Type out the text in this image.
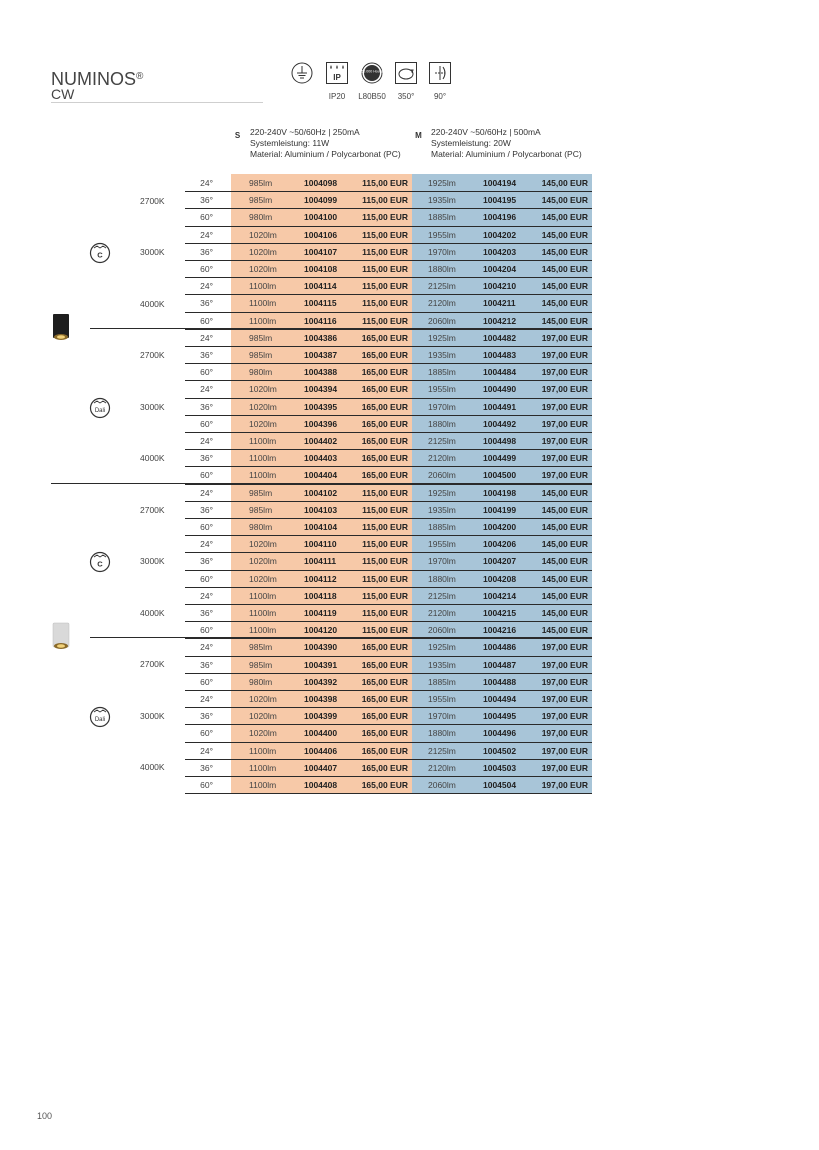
NUMINOS®
CW
IP
IP20
50.000 Hours
L80B50	350°	90°
S	220-240V ~50/60Hz | 250mA
Systemleistung: 11W
Material: Aluminium / Polycarbonat (PC)
M 220-240V ~50/60Hz | 500mA
Systemleistung: 20W
Material: Aluminium / Polycarbonat (PC)
24°	985lm	1004098	115,00 EUR 1925lm	1004194	145,00 EUR
36°	985lm	1004099	115,00 EUR 1935lm	1004195	145,00 EUR
60°	980lm	1004100	115,00 EUR 1885lm	1004196	145,00 EUR
24°	1020lm	1004106	115,00 EUR 1955lm	1004202	145,00 EUR
36°	1020lm	1004107	115,00 EUR 1970lm	1004203	145,00 EUR
60°	1020lm	1004108	115,00 EUR 1880lm	1004204	145,00 EUR
24°	1100lm	1004114	115,00 EUR 2125lm	1004210	145,00 EUR
36°	1100lm	1004115	115,00 EUR 2120lm	1004211	145,00 EUR
60°	1100lm	1004116	115,00 EUR 2060lm	1004212	145,00 EUR
24°	985lm	1004386	165,00 EUR 1925lm	1004482	197,00 EUR
36°	985lm	1004387	165,00 EUR 1935lm	1004483	197,00 EUR
60°	980lm	1004388	165,00 EUR 1885lm	1004484	197,00 EUR
24°	1020lm	1004394	165,00 EUR 1955lm	1004490	197,00 EUR
36°	1020lm	1004395	165,00 EUR 1970lm	1004491	197,00 EUR
60°	1020lm	1004396	165,00 EUR 1880lm	1004492	197,00 EUR
24°	1100lm	1004402	165,00 EUR 2125lm	1004498	197,00 EUR
36°	1100lm	1004403	165,00 EUR 2120lm	1004499	197,00 EUR
60°	1100lm	1004404	165,00 EUR 2060lm	1004500	197,00 EUR
24°	985lm	1004102	115,00 EUR 1925lm	1004198	145,00 EUR
36°	985lm	1004103	115,00 EUR 1935lm	1004199	145,00 EUR
60°	980lm	1004104	115,00 EUR 1885lm	1004200	145,00 EUR
24°	1020lm	1004110	115,00 EUR 1955lm	1004206	145,00 EUR
36°	1020lm	1004111	115,00 EUR 1970lm	1004207	145,00 EUR
60°	1020lm	1004112	115,00 EUR 1880lm	1004208	145,00 EUR
24°	1100lm	1004118	115,00 EUR 2125lm	1004214	145,00 EUR
36°	1100lm	1004119	115,00 EUR 2120lm	1004215	145,00 EUR
60°	1100lm	1004120	115,00 EUR 2060lm	1004216	145,00 EUR
24°	985lm	1004390	165,00 EUR 1925lm	1004486	197,00 EUR
36°	985lm	1004391	165,00 EUR 1935lm	1004487	197,00 EUR
60°	980lm	1004392	165,00 EUR 1885lm	1004488	197,00 EUR
24°	1020lm	1004398	165,00 EUR 1955lm	1004494	197,00 EUR
36°	1020lm	1004399	165,00 EUR 1970lm	1004495	197,00 EUR
60°	1020lm	1004400	165,00 EUR 1880lm	1004496	197,00 EUR
24°	1100lm	1004406	165,00 EUR 2125lm	1004502	197,00 EUR
36°	1100lm	1004407	165,00 EUR 2120lm	1004503	197,00 EUR
60°	1100lm	1004408	165,00 EUR 2060lm	1004504	197,00 EUR
2700K
3000K
4000K
2700K
3000K
4000K
2700K
3000K
4000K
2700K
3000K
4000K
C
Dali
C
Dali
100
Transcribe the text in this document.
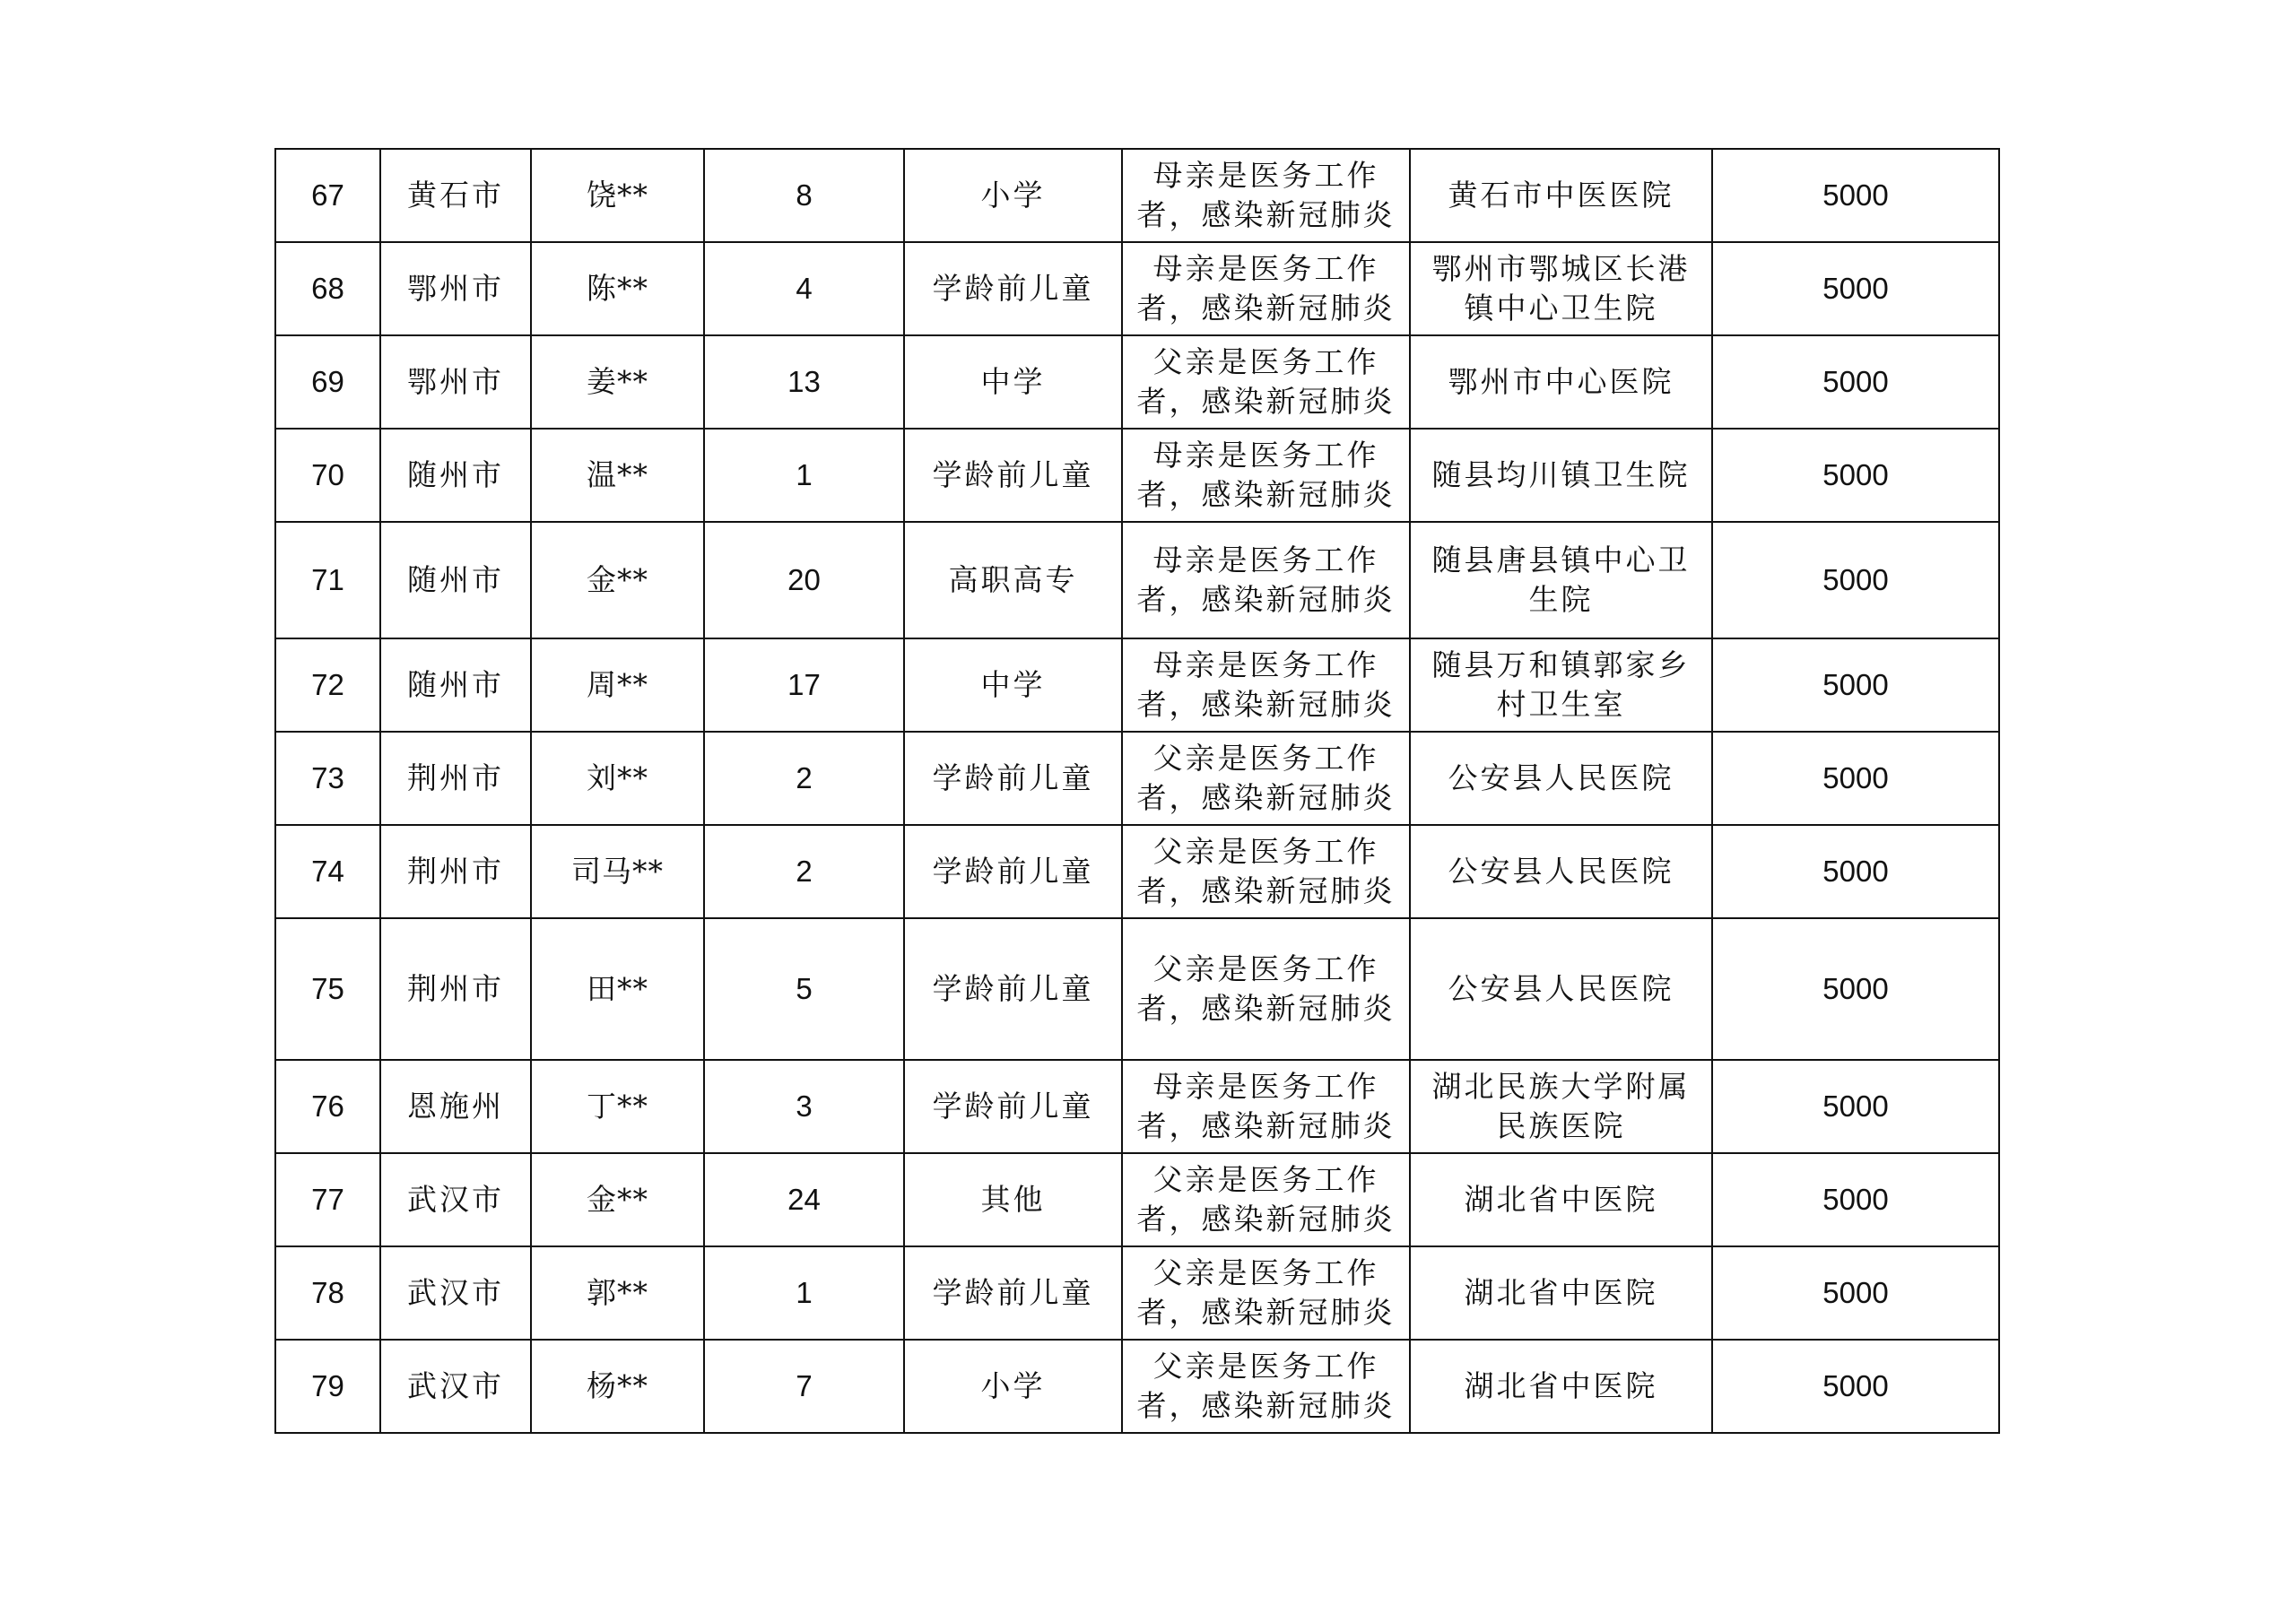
67	黄石市	饶**	8	小学	母亲是医务工作者，感染新冠肺炎	黄石市中医医院	5000
68	鄂州市	陈**	4	学龄前儿童	母亲是医务工作者，感染新冠肺炎	鄂州市鄂城区长港镇中心卫生院	5000
69	鄂州市	姜**	13	中学	父亲是医务工作者，感染新冠肺炎	鄂州市中心医院	5000
70	随州市	温**	1	学龄前儿童	母亲是医务工作者，感染新冠肺炎	随县均川镇卫生院	5000
71	随州市	金**	20	高职高专	母亲是医务工作者，感染新冠肺炎	随县唐县镇中心卫生院	5000
72	随州市	周**	17	中学	母亲是医务工作者，感染新冠肺炎	随县万和镇郭家乡村卫生室	5000
73	荆州市	刘**	2	学龄前儿童	父亲是医务工作者，感染新冠肺炎	公安县人民医院	5000
74	荆州市	司马**	2	学龄前儿童	父亲是医务工作者，感染新冠肺炎	公安县人民医院	5000
75	荆州市	田**	5	学龄前儿童	父亲是医务工作者，感染新冠肺炎	公安县人民医院	5000
76	恩施州	丁**	3	学龄前儿童	母亲是医务工作者，感染新冠肺炎	湖北民族大学附属民族医院	5000
77	武汉市	金**	24	其他	父亲是医务工作者，感染新冠肺炎	湖北省中医院	5000
78	武汉市	郭**	1	学龄前儿童	父亲是医务工作者，感染新冠肺炎	湖北省中医院	5000
79	武汉市	杨**	7	小学	父亲是医务工作者，感染新冠肺炎	湖北省中医院	5000
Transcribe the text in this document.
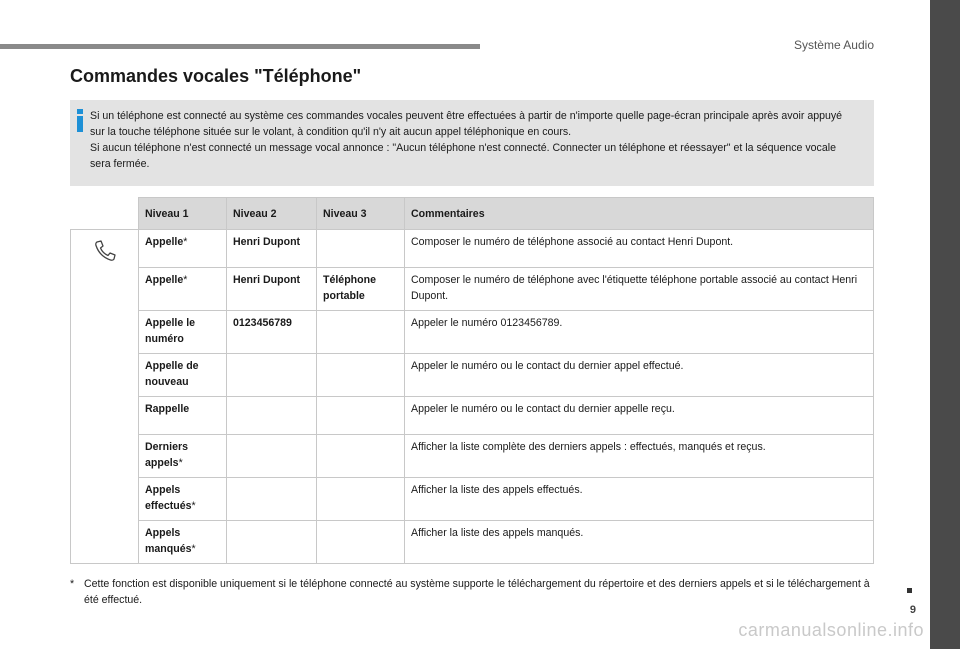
Système Audio
Commandes vocales "Téléphone"

Si un téléphone est connecté au système ces commandes vocales peuvent être effectuées à partir de n'importe quelle page-écran principale après avoir appuyé sur la touche téléphone située sur le volant, à condition qu'il n'y ait aucun appel téléphonique en cours.

Si aucun téléphone n'est connecté un message vocal annonce : "Aucun téléphone n'est connecté. Connecter un téléphone et réessayer" et la séquence vocale sera fermée.

	Niveau 1	Niveau 2	Niveau 3	Commentaires

	Appelle*	Henri Dupont		Composer le numéro de téléphone associé au contact Henri Dupont.
	Appelle*	Henri Dupont	Téléphone portable	Composer le numéro de téléphone avec l'étiquette téléphone portable associé au contact Henri Dupont.
	Appelle le numéro	0123456789		Appeler le numéro 0123456789.
	Appelle de nouveau			Appeler le numéro ou le contact du dernier appel effectué.
	Rappelle			Appeler le numéro ou le contact du dernier appelle reçu.
	Derniers appels*			Afficher la liste complète des derniers appels : effectués, manqués et reçus.
	Appels effectués*			Afficher la liste des appels effectués.
	Appels manqués*			Afficher la liste des appels manqués.
* Cette fonction est disponible uniquement si le téléphone connecté au système supporte le téléchargement du répertoire et des derniers appels et si le téléchargement à été effectué.
9
carmanualsonline.info
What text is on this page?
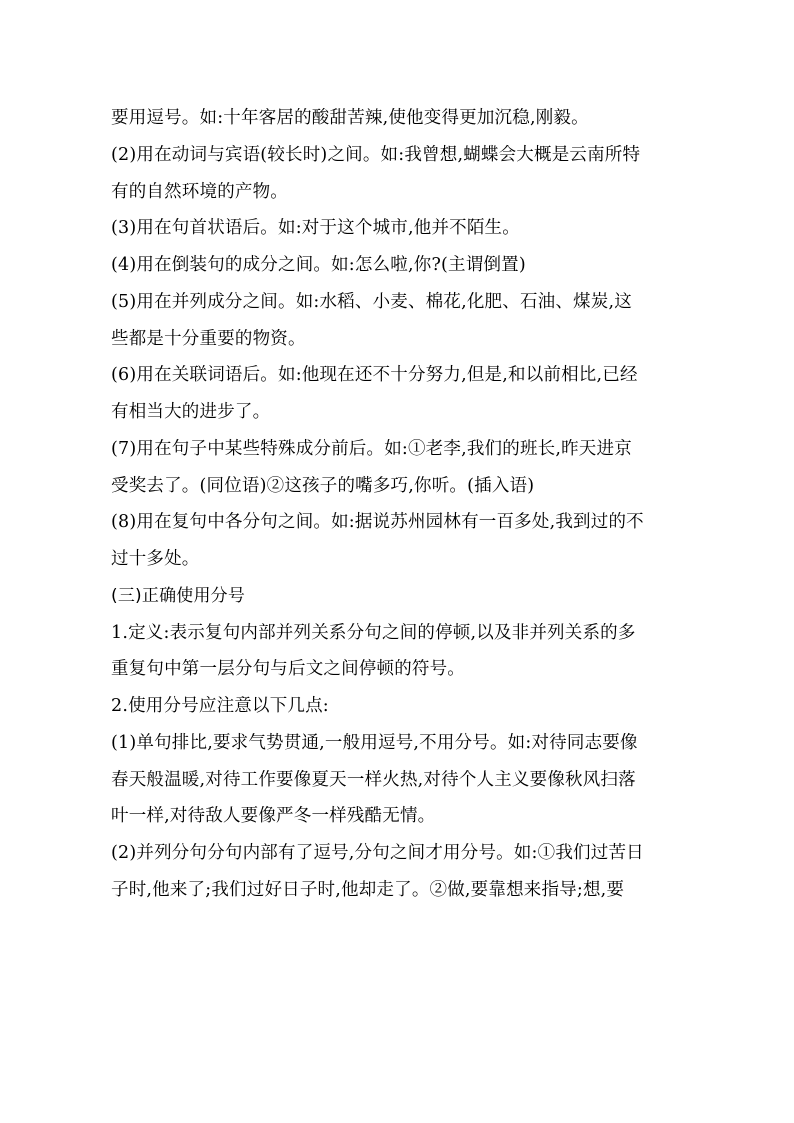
要用逗号。如:十年客居的酸甜苦辣,使他变得更加沉稳,刚毅。
(2)用在动词与宾语(较长时)之间。如:我曾想,蝴蝶会大概是云南所特
有的自然环境的产物。
(3)用在句首状语后。如:对于这个城市,他并不陌生。
(4)用在倒装句的成分之间。如:怎么啦,你?(主谓倒置)
(5)用在并列成分之间。如:水稻、小麦、棉花,化肥、石油、煤炭,这
些都是十分重要的物资。
(6)用在关联词语后。如:他现在还不十分努力,但是,和以前相比,已经
有相当大的进步了。
(7)用在句子中某些特殊成分前后。如:①老李,我们的班长,昨天进京
受奖去了。(同位语)②这孩子的嘴多巧,你听。(插入语)
(8)用在复句中各分句之间。如:据说苏州园林有一百多处,我到过的不
过十多处。
(三)正确使用分号
1.定义:表示复句内部并列关系分句之间的停顿,以及非并列关系的多
重复句中第一层分句与后文之间停顿的符号。
2.使用分号应注意以下几点:
(1)单句排比,要求气势贯通,一般用逗号,不用分号。如:对待同志要像
春天般温暖,对待工作要像夏天一样火热,对待个人主义要像秋风扫落
叶一样,对待敌人要像严冬一样残酷无情。
(2)并列分句分句内部有了逗号,分句之间才用分号。如:①我们过苦日
子时,他来了;我们过好日子时,他却走了。②做,要靠想来指导;想,要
-*-
→ **Requirements**:
Go through the records. Copy each line where "liste" appears.

→ **Solution to the problem**:
	Derniers appels*			Afficher la liste complète des derniers appels : effectués, manqués et reçus.
	Appels effectués*			Afficher la liste des appels effectués.
	Appels manqués*			Afficher la liste des appels manqués.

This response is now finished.